[start of Entries shown]

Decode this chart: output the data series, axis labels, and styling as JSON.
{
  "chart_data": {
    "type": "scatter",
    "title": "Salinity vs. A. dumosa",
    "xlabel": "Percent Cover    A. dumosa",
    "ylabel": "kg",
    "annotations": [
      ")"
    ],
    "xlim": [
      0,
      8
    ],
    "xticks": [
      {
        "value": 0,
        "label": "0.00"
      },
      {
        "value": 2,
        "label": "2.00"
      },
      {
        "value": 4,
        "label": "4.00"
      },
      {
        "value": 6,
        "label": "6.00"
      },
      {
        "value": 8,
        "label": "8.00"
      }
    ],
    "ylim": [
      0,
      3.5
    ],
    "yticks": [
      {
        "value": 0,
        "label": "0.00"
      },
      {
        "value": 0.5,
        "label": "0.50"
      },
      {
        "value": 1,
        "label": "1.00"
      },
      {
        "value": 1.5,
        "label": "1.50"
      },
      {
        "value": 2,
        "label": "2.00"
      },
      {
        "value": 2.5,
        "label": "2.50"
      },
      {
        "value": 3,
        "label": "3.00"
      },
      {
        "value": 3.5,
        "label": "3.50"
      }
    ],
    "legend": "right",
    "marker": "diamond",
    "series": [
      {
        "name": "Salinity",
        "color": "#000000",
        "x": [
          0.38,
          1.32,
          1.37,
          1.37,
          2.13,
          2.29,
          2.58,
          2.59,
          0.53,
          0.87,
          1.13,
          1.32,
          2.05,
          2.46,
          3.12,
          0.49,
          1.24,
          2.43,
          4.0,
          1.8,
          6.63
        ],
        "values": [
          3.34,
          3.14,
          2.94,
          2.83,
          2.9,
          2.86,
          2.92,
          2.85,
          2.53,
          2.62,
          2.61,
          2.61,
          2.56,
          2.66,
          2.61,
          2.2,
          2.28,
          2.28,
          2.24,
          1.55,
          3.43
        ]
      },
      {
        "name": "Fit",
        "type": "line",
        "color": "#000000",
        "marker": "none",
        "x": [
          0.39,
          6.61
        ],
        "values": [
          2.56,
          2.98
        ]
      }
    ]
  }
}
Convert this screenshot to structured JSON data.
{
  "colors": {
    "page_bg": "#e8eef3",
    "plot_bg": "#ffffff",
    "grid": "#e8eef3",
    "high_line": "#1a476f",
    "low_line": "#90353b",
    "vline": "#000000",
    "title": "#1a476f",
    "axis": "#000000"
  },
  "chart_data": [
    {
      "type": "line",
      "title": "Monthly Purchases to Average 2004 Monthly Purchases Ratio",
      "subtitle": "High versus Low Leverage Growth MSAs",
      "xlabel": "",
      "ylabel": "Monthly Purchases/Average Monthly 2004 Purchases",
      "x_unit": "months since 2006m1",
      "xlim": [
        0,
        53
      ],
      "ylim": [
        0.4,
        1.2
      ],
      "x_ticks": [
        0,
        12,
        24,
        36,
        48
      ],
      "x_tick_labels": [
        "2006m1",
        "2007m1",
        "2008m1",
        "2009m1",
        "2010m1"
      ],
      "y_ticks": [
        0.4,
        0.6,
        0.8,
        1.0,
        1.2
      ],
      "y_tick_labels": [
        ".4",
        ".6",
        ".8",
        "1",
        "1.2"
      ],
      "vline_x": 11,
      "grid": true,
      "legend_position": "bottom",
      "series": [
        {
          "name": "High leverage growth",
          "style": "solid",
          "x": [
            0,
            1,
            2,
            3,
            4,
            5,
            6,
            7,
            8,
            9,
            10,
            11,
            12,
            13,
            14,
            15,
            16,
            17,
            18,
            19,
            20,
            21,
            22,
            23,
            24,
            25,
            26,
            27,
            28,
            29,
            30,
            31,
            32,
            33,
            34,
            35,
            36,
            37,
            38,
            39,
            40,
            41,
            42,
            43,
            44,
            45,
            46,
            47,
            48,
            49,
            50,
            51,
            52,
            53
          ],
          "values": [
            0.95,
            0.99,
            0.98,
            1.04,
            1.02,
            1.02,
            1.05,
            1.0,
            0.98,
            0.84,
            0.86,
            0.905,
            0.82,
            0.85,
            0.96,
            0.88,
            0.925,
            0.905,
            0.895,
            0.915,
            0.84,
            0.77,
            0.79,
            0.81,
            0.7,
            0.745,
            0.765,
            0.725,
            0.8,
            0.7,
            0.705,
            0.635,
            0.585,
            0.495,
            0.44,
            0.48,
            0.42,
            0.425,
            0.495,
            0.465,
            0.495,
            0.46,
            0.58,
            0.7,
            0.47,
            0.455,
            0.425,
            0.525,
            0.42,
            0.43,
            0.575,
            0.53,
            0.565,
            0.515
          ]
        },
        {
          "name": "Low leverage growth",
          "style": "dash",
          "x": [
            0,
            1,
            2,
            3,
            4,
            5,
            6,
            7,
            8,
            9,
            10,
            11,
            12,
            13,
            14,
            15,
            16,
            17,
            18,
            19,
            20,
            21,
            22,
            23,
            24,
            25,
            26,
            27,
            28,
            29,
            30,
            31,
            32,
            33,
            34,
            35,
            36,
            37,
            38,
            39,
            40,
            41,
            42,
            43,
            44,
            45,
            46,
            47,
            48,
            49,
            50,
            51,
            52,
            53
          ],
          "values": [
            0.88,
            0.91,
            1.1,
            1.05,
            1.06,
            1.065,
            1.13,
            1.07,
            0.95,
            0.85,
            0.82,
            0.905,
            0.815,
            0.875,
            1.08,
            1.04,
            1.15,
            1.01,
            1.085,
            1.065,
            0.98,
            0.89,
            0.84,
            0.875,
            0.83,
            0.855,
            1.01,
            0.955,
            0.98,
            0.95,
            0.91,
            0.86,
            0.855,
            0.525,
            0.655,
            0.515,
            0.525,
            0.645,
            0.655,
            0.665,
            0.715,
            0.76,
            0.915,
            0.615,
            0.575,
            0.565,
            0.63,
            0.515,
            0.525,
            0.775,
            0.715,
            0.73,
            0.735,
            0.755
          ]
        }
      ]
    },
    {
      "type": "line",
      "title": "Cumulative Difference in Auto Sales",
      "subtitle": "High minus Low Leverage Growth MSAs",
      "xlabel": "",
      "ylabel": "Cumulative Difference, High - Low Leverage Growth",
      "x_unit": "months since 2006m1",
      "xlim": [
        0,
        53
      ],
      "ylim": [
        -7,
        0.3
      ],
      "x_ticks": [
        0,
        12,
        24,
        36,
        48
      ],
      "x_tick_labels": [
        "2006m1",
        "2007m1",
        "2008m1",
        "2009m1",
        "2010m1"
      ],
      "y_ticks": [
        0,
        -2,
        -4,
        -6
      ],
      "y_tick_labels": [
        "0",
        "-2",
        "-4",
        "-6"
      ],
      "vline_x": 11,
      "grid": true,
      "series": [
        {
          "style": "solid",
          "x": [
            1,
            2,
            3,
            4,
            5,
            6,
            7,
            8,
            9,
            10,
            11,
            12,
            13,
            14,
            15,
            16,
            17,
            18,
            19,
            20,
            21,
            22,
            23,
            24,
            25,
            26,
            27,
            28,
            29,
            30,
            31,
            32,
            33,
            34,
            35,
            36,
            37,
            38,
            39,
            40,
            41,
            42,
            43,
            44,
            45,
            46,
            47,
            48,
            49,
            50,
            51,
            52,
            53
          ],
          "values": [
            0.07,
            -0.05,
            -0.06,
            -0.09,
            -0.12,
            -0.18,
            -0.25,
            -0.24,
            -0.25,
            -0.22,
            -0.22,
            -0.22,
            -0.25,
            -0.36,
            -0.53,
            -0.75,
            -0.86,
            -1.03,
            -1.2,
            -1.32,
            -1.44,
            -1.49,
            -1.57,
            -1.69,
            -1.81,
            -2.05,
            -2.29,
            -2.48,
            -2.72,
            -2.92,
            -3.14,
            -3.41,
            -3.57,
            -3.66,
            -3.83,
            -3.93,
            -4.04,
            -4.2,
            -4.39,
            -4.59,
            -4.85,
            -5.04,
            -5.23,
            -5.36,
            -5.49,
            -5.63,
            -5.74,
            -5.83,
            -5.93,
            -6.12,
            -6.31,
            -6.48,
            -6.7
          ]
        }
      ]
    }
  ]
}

[end of Entries shown]

**Problem to solve**. Go through the material and copy out every line with "axis" in it.

**Final answer**.
Decode this chart: output the data series, axis labels, and styling as JSON.
    "axis": "#000000"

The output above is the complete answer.